# THE EXERCISE:
Go through the records and give each one again exactly.

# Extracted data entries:
- - -

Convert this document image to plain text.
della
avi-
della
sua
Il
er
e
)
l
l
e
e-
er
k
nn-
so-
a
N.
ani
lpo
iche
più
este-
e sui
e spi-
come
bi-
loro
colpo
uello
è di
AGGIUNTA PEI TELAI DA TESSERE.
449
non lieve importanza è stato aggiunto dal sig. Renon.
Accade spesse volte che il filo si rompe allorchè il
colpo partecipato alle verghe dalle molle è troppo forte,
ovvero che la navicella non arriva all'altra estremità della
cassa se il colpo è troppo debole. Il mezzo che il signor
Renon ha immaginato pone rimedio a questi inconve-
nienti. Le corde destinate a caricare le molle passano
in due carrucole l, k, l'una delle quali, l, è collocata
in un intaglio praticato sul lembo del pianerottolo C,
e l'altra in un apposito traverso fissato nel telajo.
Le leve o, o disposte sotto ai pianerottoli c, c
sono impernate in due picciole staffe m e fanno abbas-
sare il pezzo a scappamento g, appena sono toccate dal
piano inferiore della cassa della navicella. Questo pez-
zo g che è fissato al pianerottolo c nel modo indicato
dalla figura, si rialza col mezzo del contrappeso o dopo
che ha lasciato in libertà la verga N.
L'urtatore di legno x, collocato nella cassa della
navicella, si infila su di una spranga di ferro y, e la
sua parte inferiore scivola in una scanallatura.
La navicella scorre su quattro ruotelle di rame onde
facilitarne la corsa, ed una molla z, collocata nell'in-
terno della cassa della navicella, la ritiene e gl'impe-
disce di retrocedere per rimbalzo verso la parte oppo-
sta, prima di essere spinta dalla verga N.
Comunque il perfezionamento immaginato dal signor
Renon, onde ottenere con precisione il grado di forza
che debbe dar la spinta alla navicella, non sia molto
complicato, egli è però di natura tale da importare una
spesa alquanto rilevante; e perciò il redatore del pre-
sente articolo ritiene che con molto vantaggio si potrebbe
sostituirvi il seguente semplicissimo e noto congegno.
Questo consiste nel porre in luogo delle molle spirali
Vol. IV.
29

- - -

# ANSWER TO THIS PROBLEM:
Convert this document image to plain text.
della
avi-
della
sua
Il
er
e
)
l
l
e
e-
er
k
nn-
so-
a
N.
ani
lpo
iche
più
este-
e sui
e spi-
come
bi-
loro
colpo
uello
è di
AGGIUNTA PEI TELAI DA TESSERE.
449
non lieve importanza è stato aggiunto dal sig. Renon.
Accade spesse volte che il filo si rompe allorchè il
colpo partecipato alle verghe dalle molle è troppo forte,
ovvero che la navicella non arriva all'altra estremità della
cassa se il colpo è troppo debole. Il mezzo che il signor
Renon ha immaginato pone rimedio a questi inconve-
nienti. Le corde destinate a caricare le molle passano
in due carrucole l, k, l'una delle quali, l, è collocata
in un intaglio praticato sul lembo del pianerottolo C,
e l'altra in un apposito traverso fissato nel telajo.
Le leve o, o disposte sotto ai pianerottoli c, c
sono impernate in due picciole staffe m e fanno abbas-
sare il pezzo a scappamento g, appena sono toccate dal
piano inferiore della cassa della navicella. Questo pez-
zo g che è fissato al pianerottolo c nel modo indicato
dalla figura, si rialza col mezzo del contrappeso o dopo
che ha lasciato in libertà la verga N.
L'urtatore di legno x, collocato nella cassa della
navicella, si infila su di una spranga di ferro y, e la
sua parte inferiore scivola in una scanallatura.
La navicella scorre su quattro ruotelle di rame onde
facilitarne la corsa, ed una molla z, collocata nell'in-
terno della cassa della navicella, la ritiene e gl'impe-
disce di retrocedere per rimbalzo verso la parte oppo-
sta, prima di essere spinta dalla verga N.
Comunque il perfezionamento immaginato dal signor
Renon, onde ottenere con precisione il grado di forza
che debbe dar la spinta alla navicella, non sia molto
complicato, egli è però di natura tale da importare una
spesa alquanto rilevante; e perciò il redatore del pre-
sente articolo ritiene che con molto vantaggio si potrebbe
sostituirvi il seguente semplicissimo e noto congegno.
Questo consiste nel porre in luogo delle molle spirali
Vol. IV.
29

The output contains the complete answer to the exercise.